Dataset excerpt
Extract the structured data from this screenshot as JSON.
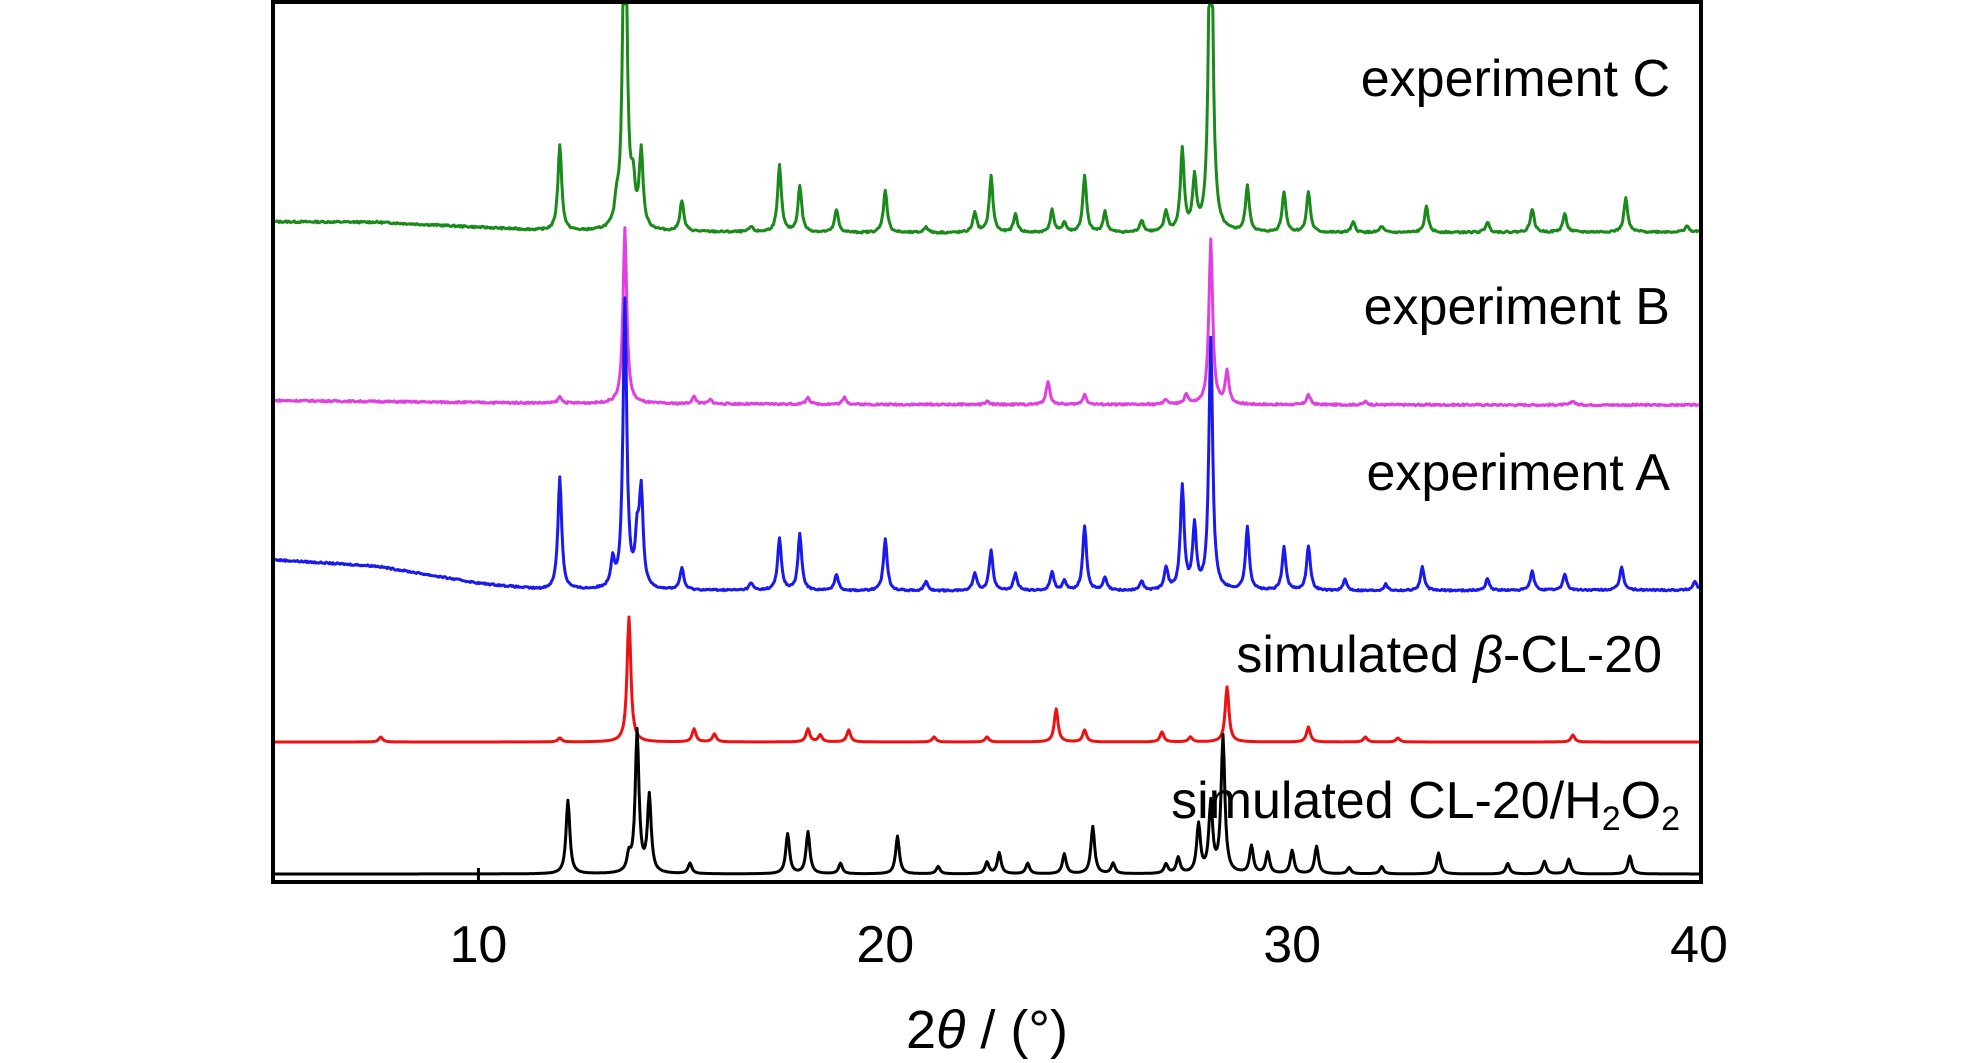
{
  "chart_data": {
    "type": "line",
    "xlabel_prefix": "2",
    "xlabel_symbol": "θ",
    "xlabel_suffix": " / (°)",
    "ylabel": "",
    "xlim": [
      5,
      40
    ],
    "x_ticks": [
      10,
      20,
      30,
      40
    ],
    "minor_ticks": [
      10
    ],
    "grid": false,
    "series": [
      {
        "name": "experiment C",
        "color": "#1a8a1a",
        "baseline": 0.84,
        "background": [
          [
            5,
            1.15
          ],
          [
            7.5,
            1.1
          ],
          [
            10,
            0.6
          ],
          [
            12,
            0.2
          ],
          [
            20,
            0.05
          ],
          [
            30,
            0.05
          ],
          [
            40,
            0.15
          ]
        ],
        "peaks": [
          [
            12.0,
            8.5
          ],
          [
            13.4,
            2.0
          ],
          [
            13.6,
            40
          ],
          [
            13.8,
            3.8
          ],
          [
            14.0,
            7.5
          ],
          [
            15.0,
            3.0
          ],
          [
            16.7,
            0.5
          ],
          [
            17.4,
            6.5
          ],
          [
            17.9,
            4.5
          ],
          [
            18.8,
            2.2
          ],
          [
            20.0,
            4.2
          ],
          [
            21.0,
            0.6
          ],
          [
            22.2,
            2.0
          ],
          [
            22.6,
            5.5
          ],
          [
            23.2,
            1.8
          ],
          [
            24.1,
            2.2
          ],
          [
            24.4,
            1.0
          ],
          [
            24.9,
            5.5
          ],
          [
            25.4,
            2.0
          ],
          [
            26.3,
            1.2
          ],
          [
            26.9,
            2.0
          ],
          [
            27.3,
            8.0
          ],
          [
            27.6,
            5.0
          ],
          [
            28.0,
            40
          ],
          [
            28.9,
            4.5
          ],
          [
            29.8,
            4.0
          ],
          [
            30.4,
            4.0
          ],
          [
            31.5,
            1.0
          ],
          [
            32.2,
            0.6
          ],
          [
            33.3,
            2.5
          ],
          [
            34.8,
            1.0
          ],
          [
            35.9,
            2.3
          ],
          [
            36.7,
            1.8
          ],
          [
            38.2,
            3.3
          ],
          [
            39.7,
            0.6
          ]
        ],
        "label": "experiment C"
      },
      {
        "name": "experiment B",
        "color": "#e040e0",
        "baseline": 0.5,
        "background": [
          [
            5,
            0.45
          ],
          [
            10,
            0.25
          ],
          [
            13,
            0.15
          ],
          [
            20,
            0.05
          ],
          [
            40,
            0.0
          ]
        ],
        "peaks": [
          [
            12.0,
            0.6
          ],
          [
            13.6,
            17.5
          ],
          [
            15.3,
            0.7
          ],
          [
            15.7,
            0.4
          ],
          [
            18.1,
            0.7
          ],
          [
            19.0,
            0.7
          ],
          [
            22.5,
            0.3
          ],
          [
            24.0,
            2.3
          ],
          [
            24.9,
            1.0
          ],
          [
            26.9,
            0.5
          ],
          [
            27.4,
            1.0
          ],
          [
            28.0,
            16.5
          ],
          [
            28.4,
            3.2
          ],
          [
            30.4,
            1.0
          ],
          [
            31.8,
            0.3
          ],
          [
            36.9,
            0.4
          ]
        ],
        "label": "experiment B"
      },
      {
        "name": "experiment A",
        "color": "#1a1aee",
        "baseline": 0.29,
        "background": [
          [
            5,
            3.5
          ],
          [
            7.5,
            2.8
          ],
          [
            10,
            0.9
          ],
          [
            11.5,
            0.2
          ],
          [
            13,
            0.15
          ],
          [
            20,
            0.05
          ],
          [
            30,
            0.05
          ],
          [
            40,
            0.15
          ]
        ],
        "peaks": [
          [
            12.0,
            12.5
          ],
          [
            13.3,
            3.0
          ],
          [
            13.6,
            32
          ],
          [
            13.9,
            5.0
          ],
          [
            14.0,
            10.5
          ],
          [
            15.0,
            2.4
          ],
          [
            16.7,
            0.8
          ],
          [
            17.4,
            5.8
          ],
          [
            17.9,
            6.2
          ],
          [
            18.8,
            1.8
          ],
          [
            20.0,
            5.8
          ],
          [
            21.0,
            1.0
          ],
          [
            22.2,
            2.0
          ],
          [
            22.6,
            4.5
          ],
          [
            23.2,
            1.9
          ],
          [
            24.1,
            2.1
          ],
          [
            24.4,
            1.0
          ],
          [
            24.9,
            7.2
          ],
          [
            25.4,
            1.4
          ],
          [
            26.3,
            1.0
          ],
          [
            26.9,
            2.5
          ],
          [
            27.3,
            11.5
          ],
          [
            27.6,
            7.0
          ],
          [
            28.0,
            28
          ],
          [
            28.9,
            7.0
          ],
          [
            29.8,
            4.8
          ],
          [
            30.4,
            5.0
          ],
          [
            31.3,
            1.2
          ],
          [
            32.3,
            0.7
          ],
          [
            33.2,
            2.6
          ],
          [
            34.8,
            1.3
          ],
          [
            35.9,
            2.1
          ],
          [
            36.7,
            1.8
          ],
          [
            38.1,
            2.6
          ],
          [
            39.9,
            1.0
          ]
        ],
        "label": "experiment A"
      },
      {
        "name": "simulated β-CL-20",
        "color": "#ee1111",
        "baseline": 0.0,
        "background": [],
        "peaks": [
          [
            7.6,
            0.5
          ],
          [
            12.0,
            0.4
          ],
          [
            13.7,
            12.5
          ],
          [
            15.3,
            1.3
          ],
          [
            15.8,
            0.8
          ],
          [
            18.1,
            1.3
          ],
          [
            18.4,
            0.7
          ],
          [
            19.1,
            1.2
          ],
          [
            21.2,
            0.5
          ],
          [
            22.5,
            0.5
          ],
          [
            24.2,
            3.3
          ],
          [
            24.9,
            1.2
          ],
          [
            26.8,
            1.0
          ],
          [
            27.5,
            0.5
          ],
          [
            28.4,
            5.5
          ],
          [
            30.4,
            1.5
          ],
          [
            31.8,
            0.5
          ],
          [
            32.6,
            0.4
          ],
          [
            36.9,
            0.7
          ]
        ],
        "label_prefix": "simulated ",
        "label_symbol": "β",
        "label_suffix": "-CL-20"
      },
      {
        "name": "simulated CL-20/H2O2",
        "color": "#000000",
        "baseline": 0.0,
        "background": [],
        "peaks": [
          [
            12.2,
            7.0
          ],
          [
            13.7,
            1.5
          ],
          [
            13.9,
            13.5
          ],
          [
            14.2,
            7.3
          ],
          [
            15.2,
            1.0
          ],
          [
            17.6,
            3.8
          ],
          [
            18.1,
            4.0
          ],
          [
            18.9,
            1.0
          ],
          [
            20.3,
            3.6
          ],
          [
            21.3,
            0.7
          ],
          [
            22.5,
            1.1
          ],
          [
            22.8,
            2.0
          ],
          [
            23.5,
            1.0
          ],
          [
            24.4,
            1.9
          ],
          [
            25.1,
            4.5
          ],
          [
            25.6,
            1.0
          ],
          [
            26.9,
            0.9
          ],
          [
            27.2,
            1.5
          ],
          [
            27.7,
            4.6
          ],
          [
            28.0,
            6.6
          ],
          [
            28.3,
            13.0
          ],
          [
            29.0,
            2.6
          ],
          [
            29.4,
            2.0
          ],
          [
            30.0,
            2.2
          ],
          [
            30.6,
            2.6
          ],
          [
            31.4,
            0.6
          ],
          [
            32.2,
            0.7
          ],
          [
            33.6,
            2.0
          ],
          [
            35.3,
            1.0
          ],
          [
            36.2,
            1.2
          ],
          [
            36.8,
            1.4
          ],
          [
            38.3,
            1.7
          ]
        ],
        "label_prefix": "simulated CL-20/H",
        "label_sub1": "2",
        "label_mid": "O",
        "label_sub2": "2"
      }
    ]
  }
}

__Problem details__:
Reproduce the full listing above verbatim, with no pictures included.

__Output__:
Extract the structured data from this screenshot as JSON.
{
  "chart_data": {
    "type": "line",
    "xlabel_prefix": "2",
    "xlabel_symbol": "θ",
    "xlabel_suffix": " / (°)",
    "ylabel": "",
    "xlim": [
      5,
      40
    ],
    "x_ticks": [
      10,
      20,
      30,
      40
    ],
    "minor_ticks": [
      10
    ],
    "grid": false,
    "series": [
      {
        "name": "experiment C",
        "color": "#1a8a1a",
        "baseline": 0.84,
        "background": [
          [
            5,
            1.15
          ],
          [
            7.5,
            1.1
          ],
          [
            10,
            0.6
          ],
          [
            12,
            0.2
          ],
          [
            20,
            0.05
          ],
          [
            30,
            0.05
          ],
          [
            40,
            0.15
          ]
        ],
        "peaks": [
          [
            12.0,
            8.5
          ],
          [
            13.4,
            2.0
          ],
          [
            13.6,
            40
          ],
          [
            13.8,
            3.8
          ],
          [
            14.0,
            7.5
          ],
          [
            15.0,
            3.0
          ],
          [
            16.7,
            0.5
          ],
          [
            17.4,
            6.5
          ],
          [
            17.9,
            4.5
          ],
          [
            18.8,
            2.2
          ],
          [
            20.0,
            4.2
          ],
          [
            21.0,
            0.6
          ],
          [
            22.2,
            2.0
          ],
          [
            22.6,
            5.5
          ],
          [
            23.2,
            1.8
          ],
          [
            24.1,
            2.2
          ],
          [
            24.4,
            1.0
          ],
          [
            24.9,
            5.5
          ],
          [
            25.4,
            2.0
          ],
          [
            26.3,
            1.2
          ],
          [
            26.9,
            2.0
          ],
          [
            27.3,
            8.0
          ],
          [
            27.6,
            5.0
          ],
          [
            28.0,
            40
          ],
          [
            28.9,
            4.5
          ],
          [
            29.8,
            4.0
          ],
          [
            30.4,
            4.0
          ],
          [
            31.5,
            1.0
          ],
          [
            32.2,
            0.6
          ],
          [
            33.3,
            2.5
          ],
          [
            34.8,
            1.0
          ],
          [
            35.9,
            2.3
          ],
          [
            36.7,
            1.8
          ],
          [
            38.2,
            3.3
          ],
          [
            39.7,
            0.6
          ]
        ],
        "label": "experiment C"
      },
      {
        "name": "experiment B",
        "color": "#e040e0",
        "baseline": 0.5,
        "background": [
          [
            5,
            0.45
          ],
          [
            10,
            0.25
          ],
          [
            13,
            0.15
          ],
          [
            20,
            0.05
          ],
          [
            40,
            0.0
          ]
        ],
        "peaks": [
          [
            12.0,
            0.6
          ],
          [
            13.6,
            17.5
          ],
          [
            15.3,
            0.7
          ],
          [
            15.7,
            0.4
          ],
          [
            18.1,
            0.7
          ],
          [
            19.0,
            0.7
          ],
          [
            22.5,
            0.3
          ],
          [
            24.0,
            2.3
          ],
          [
            24.9,
            1.0
          ],
          [
            26.9,
            0.5
          ],
          [
            27.4,
            1.0
          ],
          [
            28.0,
            16.5
          ],
          [
            28.4,
            3.2
          ],
          [
            30.4,
            1.0
          ],
          [
            31.8,
            0.3
          ],
          [
            36.9,
            0.4
          ]
        ],
        "label": "experiment B"
      },
      {
        "name": "experiment A",
        "color": "#1a1aee",
        "baseline": 0.29,
        "background": [
          [
            5,
            3.5
          ],
          [
            7.5,
            2.8
          ],
          [
            10,
            0.9
          ],
          [
            11.5,
            0.2
          ],
          [
            13,
            0.15
          ],
          [
            20,
            0.05
          ],
          [
            30,
            0.05
          ],
          [
            40,
            0.15
          ]
        ],
        "peaks": [
          [
            12.0,
            12.5
          ],
          [
            13.3,
            3.0
          ],
          [
            13.6,
            32
          ],
          [
            13.9,
            5.0
          ],
          [
            14.0,
            10.5
          ],
          [
            15.0,
            2.4
          ],
          [
            16.7,
            0.8
          ],
          [
            17.4,
            5.8
          ],
          [
            17.9,
            6.2
          ],
          [
            18.8,
            1.8
          ],
          [
            20.0,
            5.8
          ],
          [
            21.0,
            1.0
          ],
          [
            22.2,
            2.0
          ],
          [
            22.6,
            4.5
          ],
          [
            23.2,
            1.9
          ],
          [
            24.1,
            2.1
          ],
          [
            24.4,
            1.0
          ],
          [
            24.9,
            7.2
          ],
          [
            25.4,
            1.4
          ],
          [
            26.3,
            1.0
          ],
          [
            26.9,
            2.5
          ],
          [
            27.3,
            11.5
          ],
          [
            27.6,
            7.0
          ],
          [
            28.0,
            28
          ],
          [
            28.9,
            7.0
          ],
          [
            29.8,
            4.8
          ],
          [
            30.4,
            5.0
          ],
          [
            31.3,
            1.2
          ],
          [
            32.3,
            0.7
          ],
          [
            33.2,
            2.6
          ],
          [
            34.8,
            1.3
          ],
          [
            35.9,
            2.1
          ],
          [
            36.7,
            1.8
          ],
          [
            38.1,
            2.6
          ],
          [
            39.9,
            1.0
          ]
        ],
        "label": "experiment A"
      },
      {
        "name": "simulated β-CL-20",
        "color": "#ee1111",
        "baseline": 0.0,
        "background": [],
        "peaks": [
          [
            7.6,
            0.5
          ],
          [
            12.0,
            0.4
          ],
          [
            13.7,
            12.5
          ],
          [
            15.3,
            1.3
          ],
          [
            15.8,
            0.8
          ],
          [
            18.1,
            1.3
          ],
          [
            18.4,
            0.7
          ],
          [
            19.1,
            1.2
          ],
          [
            21.2,
            0.5
          ],
          [
            22.5,
            0.5
          ],
          [
            24.2,
            3.3
          ],
          [
            24.9,
            1.2
          ],
          [
            26.8,
            1.0
          ],
          [
            27.5,
            0.5
          ],
          [
            28.4,
            5.5
          ],
          [
            30.4,
            1.5
          ],
          [
            31.8,
            0.5
          ],
          [
            32.6,
            0.4
          ],
          [
            36.9,
            0.7
          ]
        ],
        "label_prefix": "simulated ",
        "label_symbol": "β",
        "label_suffix": "-CL-20"
      },
      {
        "name": "simulated CL-20/H2O2",
        "color": "#000000",
        "baseline": 0.0,
        "background": [],
        "peaks": [
          [
            12.2,
            7.0
          ],
          [
            13.7,
            1.5
          ],
          [
            13.9,
            13.5
          ],
          [
            14.2,
            7.3
          ],
          [
            15.2,
            1.0
          ],
          [
            17.6,
            3.8
          ],
          [
            18.1,
            4.0
          ],
          [
            18.9,
            1.0
          ],
          [
            20.3,
            3.6
          ],
          [
            21.3,
            0.7
          ],
          [
            22.5,
            1.1
          ],
          [
            22.8,
            2.0
          ],
          [
            23.5,
            1.0
          ],
          [
            24.4,
            1.9
          ],
          [
            25.1,
            4.5
          ],
          [
            25.6,
            1.0
          ],
          [
            26.9,
            0.9
          ],
          [
            27.2,
            1.5
          ],
          [
            27.7,
            4.6
          ],
          [
            28.0,
            6.6
          ],
          [
            28.3,
            13.0
          ],
          [
            29.0,
            2.6
          ],
          [
            29.4,
            2.0
          ],
          [
            30.0,
            2.2
          ],
          [
            30.6,
            2.6
          ],
          [
            31.4,
            0.6
          ],
          [
            32.2,
            0.7
          ],
          [
            33.6,
            2.0
          ],
          [
            35.3,
            1.0
          ],
          [
            36.2,
            1.2
          ],
          [
            36.8,
            1.4
          ],
          [
            38.3,
            1.7
          ]
        ],
        "label_prefix": "simulated CL-20/H",
        "label_sub1": "2",
        "label_mid": "O",
        "label_sub2": "2"
      }
    ]
  }
}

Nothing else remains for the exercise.